→ **What this exercise asks**
- 1) In the opinion letter on CryoLife's Form S-8 registration, how many shares of common stock does the proposed issue and sale cover?
- 2) Carry on the opinion letter on CryoLife's Form S-8 registration from the point where it ends.

→ **Excerpt provided**
......
EX-5 2 cryolifes8904ex5.htm OPINION LETTER

EXHIBIT 5

ARNALL GOLDEN GREGORY LLP
2800 ONE ATLANTIC CENTER
1201 WEST PEACHTREE STREET
ATLANTA, GEORGIA 30309-3450
TELEPHONE (404) 873-8500 – FACSIMILE (404) 873-8501

(404) 873-8500

(404) 873-8501

September 20, 2004

CryoLife, Inc.
1655 Roberts Boulevard, N.W.
Kennesaw, Georgia 30144

         Re:   Registration Statement on Form S-8

Ladies and Gentlemen:

        This opinion is rendered in connection with the proposed issue and sale by CryoLife, Inc., a Florida corporation (the “Company”), of up to 2,600,000 shares of the Company’s Common Stock, $.01 par value (the “Shares”), pursuant to stock options issued under the CryoLife, Inc. 2004 Employee Stock Incentive Plan and the CryoLife 2004 Non-Employee Directors Stock Option Plan (collectively referred to as “Options”) upon the terms and conditions set forth in the Registration Statement on Form S-8 (the “Registration Statement”) filed by the Company with the Securities and Exchange Commission under the Securities Act of 1933, as amended (the “Act”) and the prospectus utilized in connection therewith. We have acted as counsel for the Company in connection with the issuance and sale of the Shares by the Company.
......
→ **Entries shown**
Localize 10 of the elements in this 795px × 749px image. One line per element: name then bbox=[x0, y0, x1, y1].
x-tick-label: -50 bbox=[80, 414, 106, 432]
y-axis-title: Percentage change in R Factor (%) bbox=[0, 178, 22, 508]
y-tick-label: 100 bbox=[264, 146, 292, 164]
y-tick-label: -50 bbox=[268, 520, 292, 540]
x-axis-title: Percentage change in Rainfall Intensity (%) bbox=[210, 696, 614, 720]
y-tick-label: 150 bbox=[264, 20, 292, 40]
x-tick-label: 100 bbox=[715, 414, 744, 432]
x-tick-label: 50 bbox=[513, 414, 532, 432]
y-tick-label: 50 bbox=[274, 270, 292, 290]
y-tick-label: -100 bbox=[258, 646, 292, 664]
......
→ **Exercise results**
- 1) Up to 2,600,000 shares of CryoLife's Common Stock, $.01 par value.

- 2)
        In rendering the opinion contained herein, we have relied in part upon examination of the Company’s corporate records, documents, certificates and other instruments and the examination of such questions of law as we have considered necessary or appropriate for the purpose of this opinion. Based upon the foregoing, we are of the opinion that the Shares have been duly and validly authorized, and when sold in the manner contemplated by the Options, and upon receipt by the Company of payment therefor (assuming that such payment at all times exceeds the par value thereof) and issuance pursuant to a current prospectus in conformity with the Act, the Shares will be legally issued, fully paid and non-assessable.

        We consent to the filing of this opinion as an exhibit to the Registration Statement. This consent is not to be construed as an admission that we are a party whose consent is required to be filed with the Registration Statement under the provisions of the Act.